--- Provided data ---

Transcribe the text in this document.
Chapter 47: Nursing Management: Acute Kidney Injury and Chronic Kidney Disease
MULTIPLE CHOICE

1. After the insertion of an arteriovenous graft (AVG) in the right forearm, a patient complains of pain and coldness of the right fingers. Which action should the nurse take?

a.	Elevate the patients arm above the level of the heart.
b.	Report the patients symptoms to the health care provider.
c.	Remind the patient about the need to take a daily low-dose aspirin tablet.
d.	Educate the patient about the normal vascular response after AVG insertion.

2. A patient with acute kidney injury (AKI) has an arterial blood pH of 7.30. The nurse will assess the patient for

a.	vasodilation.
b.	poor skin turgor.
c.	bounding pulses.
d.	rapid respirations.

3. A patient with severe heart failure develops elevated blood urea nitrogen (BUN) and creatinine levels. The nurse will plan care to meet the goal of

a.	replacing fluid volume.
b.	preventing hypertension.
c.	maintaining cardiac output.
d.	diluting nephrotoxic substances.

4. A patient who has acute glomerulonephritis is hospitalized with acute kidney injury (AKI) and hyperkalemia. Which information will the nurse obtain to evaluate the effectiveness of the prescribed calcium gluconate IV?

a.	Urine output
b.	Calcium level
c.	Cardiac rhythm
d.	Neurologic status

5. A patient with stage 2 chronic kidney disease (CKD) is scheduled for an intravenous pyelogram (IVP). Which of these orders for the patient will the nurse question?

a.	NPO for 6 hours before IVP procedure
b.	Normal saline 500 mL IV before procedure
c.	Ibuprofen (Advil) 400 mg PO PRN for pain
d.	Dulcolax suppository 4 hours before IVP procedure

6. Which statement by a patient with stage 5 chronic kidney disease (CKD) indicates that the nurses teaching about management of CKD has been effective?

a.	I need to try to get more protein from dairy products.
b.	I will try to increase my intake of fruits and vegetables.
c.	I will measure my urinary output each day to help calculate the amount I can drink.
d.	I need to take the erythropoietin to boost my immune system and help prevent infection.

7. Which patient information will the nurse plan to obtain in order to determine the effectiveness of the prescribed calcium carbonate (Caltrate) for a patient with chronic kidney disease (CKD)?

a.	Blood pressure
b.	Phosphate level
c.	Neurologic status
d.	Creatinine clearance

---

▶ _Work task_: Extract all of the data above without altering anything.

▶ _Written solution_:
Transcribe the text in this document.
Chapter 47: Nursing Management: Acute Kidney Injury and Chronic Kidney Disease
MULTIPLE CHOICE

1. After the insertion of an arteriovenous graft (AVG) in the right forearm, a patient complains of pain and coldness of the right fingers. Which action should the nurse take?

a.	Elevate the patients arm above the level of the heart.
b.	Report the patients symptoms to the health care provider.
c.	Remind the patient about the need to take a daily low-dose aspirin tablet.
d.	Educate the patient about the normal vascular response after AVG insertion.

2. A patient with acute kidney injury (AKI) has an arterial blood pH of 7.30. The nurse will assess the patient for

a.	vasodilation.
b.	poor skin turgor.
c.	bounding pulses.
d.	rapid respirations.

3. A patient with severe heart failure develops elevated blood urea nitrogen (BUN) and creatinine levels. The nurse will plan care to meet the goal of

a.	replacing fluid volume.
b.	preventing hypertension.
c.	maintaining cardiac output.
d.	diluting nephrotoxic substances.

4. A patient who has acute glomerulonephritis is hospitalized with acute kidney injury (AKI) and hyperkalemia. Which information will the nurse obtain to evaluate the effectiveness of the prescribed calcium gluconate IV?

a.	Urine output
b.	Calcium level
c.	Cardiac rhythm
d.	Neurologic status

5. A patient with stage 2 chronic kidney disease (CKD) is scheduled for an intravenous pyelogram (IVP). Which of these orders for the patient will the nurse question?

a.	NPO for 6 hours before IVP procedure
b.	Normal saline 500 mL IV before procedure
c.	Ibuprofen (Advil) 400 mg PO PRN for pain
d.	Dulcolax suppository 4 hours before IVP procedure

6. Which statement by a patient with stage 5 chronic kidney disease (CKD) indicates that the nurses teaching about management of CKD has been effective?

a.	I need to try to get more protein from dairy products.
b.	I will try to increase my intake of fruits and vegetables.
c.	I will measure my urinary output each day to help calculate the amount I can drink.
d.	I need to take the erythropoietin to boost my immune system and help prevent infection.

7. Which patient information will the nurse plan to obtain in order to determine the effectiveness of the prescribed calcium carbonate (Caltrate) for a patient with chronic kidney disease (CKD)?

a.	Blood pressure
b.	Phosphate level
c.	Neurologic status
d.	Creatinine clearance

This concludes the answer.